EXERCISE DIRECTIONS: Set down the material below word for word, excluding the pictures.

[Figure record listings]
BEGIN
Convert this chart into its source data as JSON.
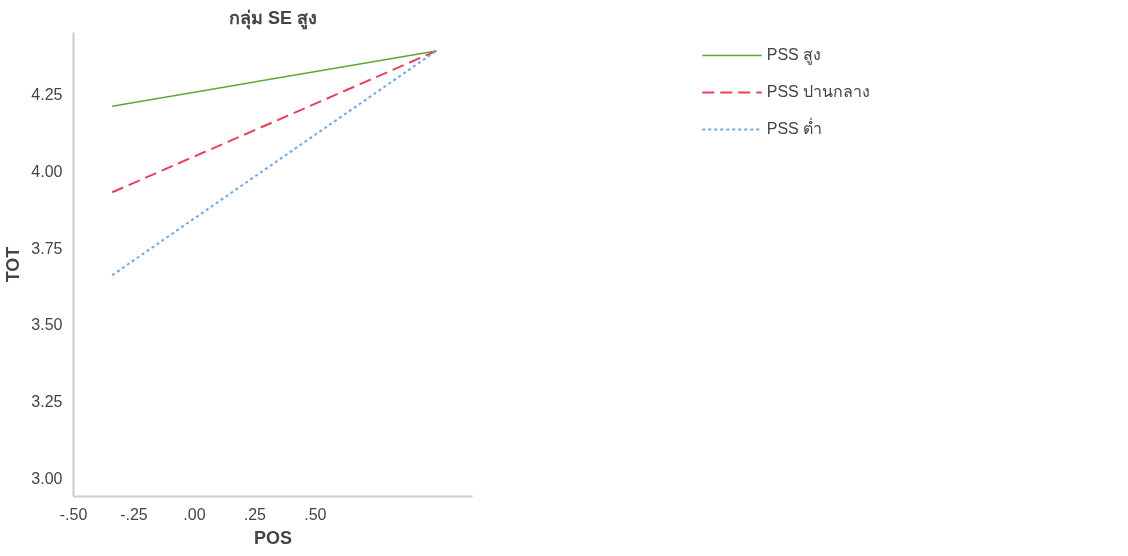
{
  "chart_data": {
    "type": "line",
    "title": "กลุ่ม SE สูง",
    "xlabel": "POS",
    "ylabel": "TOT",
    "x": [
      -0.34,
      1.0
    ],
    "series": [
      {
        "name": "PSS สูง",
        "color": "#5aa832",
        "values": [
          4.21,
          4.39
        ],
        "line_style": "solid"
      },
      {
        "name": "PSS ปานกลาง",
        "color": "#e8425a",
        "values": [
          3.93,
          4.39
        ],
        "line_style": "dashed"
      },
      {
        "name": "PSS ต่ำ",
        "color": "#6fa8e8",
        "values": [
          3.66,
          4.39
        ],
        "line_style": "dotted"
      }
    ],
    "xlim": [
      -0.5,
      1.15
    ],
    "ylim": [
      2.94,
      4.45
    ],
    "xticks": [
      {
        "value": -0.5,
        "label": "-.50"
      },
      {
        "value": -0.25,
        "label": "-.25"
      },
      {
        "value": 0,
        "label": ".00"
      },
      {
        "value": 0.25,
        "label": ".25"
      },
      {
        "value": 0.5,
        "label": ".50"
      }
    ],
    "yticks": [
      {
        "value": 3.0,
        "label": "3.00"
      },
      {
        "value": 3.25,
        "label": "3.25"
      },
      {
        "value": 3.5,
        "label": "3.50"
      },
      {
        "value": 3.75,
        "label": "3.75"
      },
      {
        "value": 4.0,
        "label": "4.00"
      },
      {
        "value": 4.25,
        "label": "4.25"
      }
    ],
    "legend": "right",
    "grid": false
  }
}
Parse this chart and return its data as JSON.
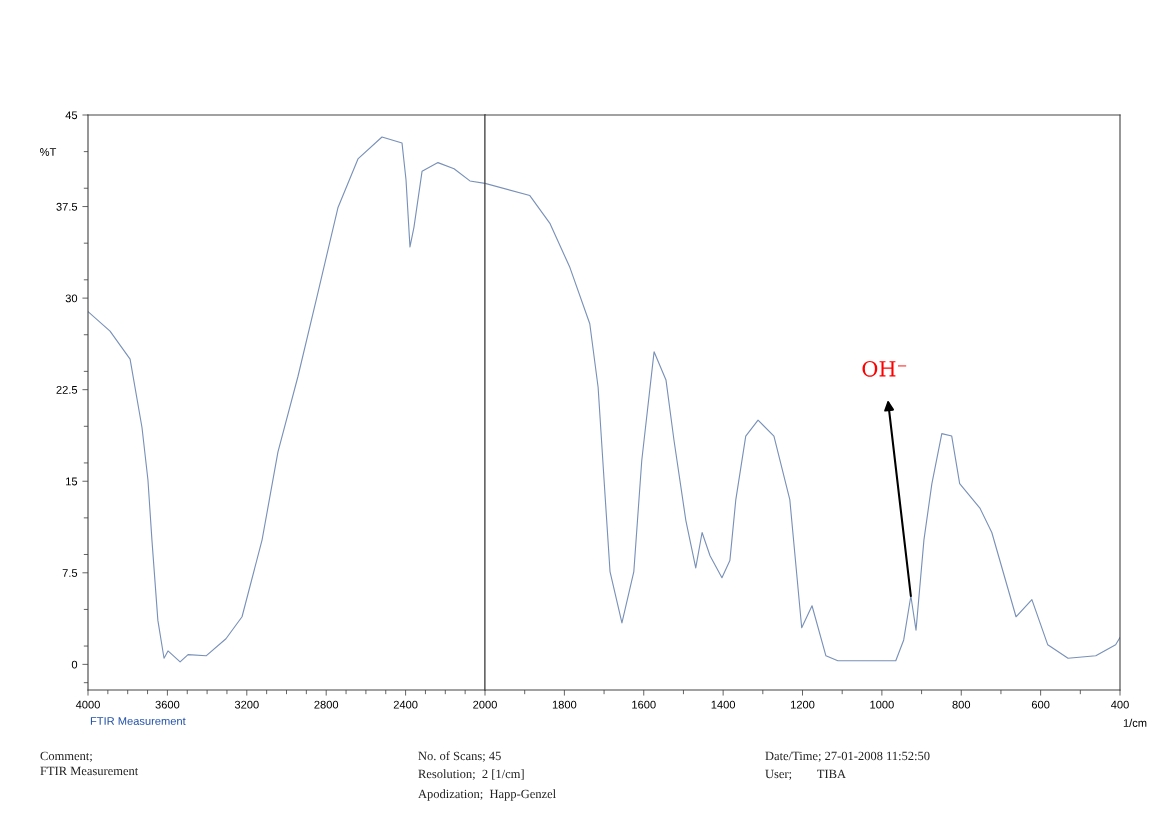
END
OUTPUT FOR THIS TASK:
Convert this chart into its source data as JSON.
{
  "chart_data": {
    "type": "line",
    "title": "กลุ่ม SE สูง",
    "xlabel": "POS",
    "ylabel": "TOT",
    "x": [
      -0.34,
      1.0
    ],
    "series": [
      {
        "name": "PSS สูง",
        "color": "#5aa832",
        "values": [
          4.21,
          4.39
        ],
        "line_style": "solid"
      },
      {
        "name": "PSS ปานกลาง",
        "color": "#e8425a",
        "values": [
          3.93,
          4.39
        ],
        "line_style": "dashed"
      },
      {
        "name": "PSS ต่ำ",
        "color": "#6fa8e8",
        "values": [
          3.66,
          4.39
        ],
        "line_style": "dotted"
      }
    ],
    "xlim": [
      -0.5,
      1.15
    ],
    "ylim": [
      2.94,
      4.45
    ],
    "xticks": [
      {
        "value": -0.5,
        "label": "-.50"
      },
      {
        "value": -0.25,
        "label": "-.25"
      },
      {
        "value": 0,
        "label": ".00"
      },
      {
        "value": 0.25,
        "label": ".25"
      },
      {
        "value": 0.5,
        "label": ".50"
      }
    ],
    "yticks": [
      {
        "value": 3.0,
        "label": "3.00"
      },
      {
        "value": 3.25,
        "label": "3.25"
      },
      {
        "value": 3.5,
        "label": "3.50"
      },
      {
        "value": 3.75,
        "label": "3.75"
      },
      {
        "value": 4.0,
        "label": "4.00"
      },
      {
        "value": 4.25,
        "label": "4.25"
      }
    ],
    "legend": "right",
    "grid": false
  }
}
Parse this chart and return its data as JSON.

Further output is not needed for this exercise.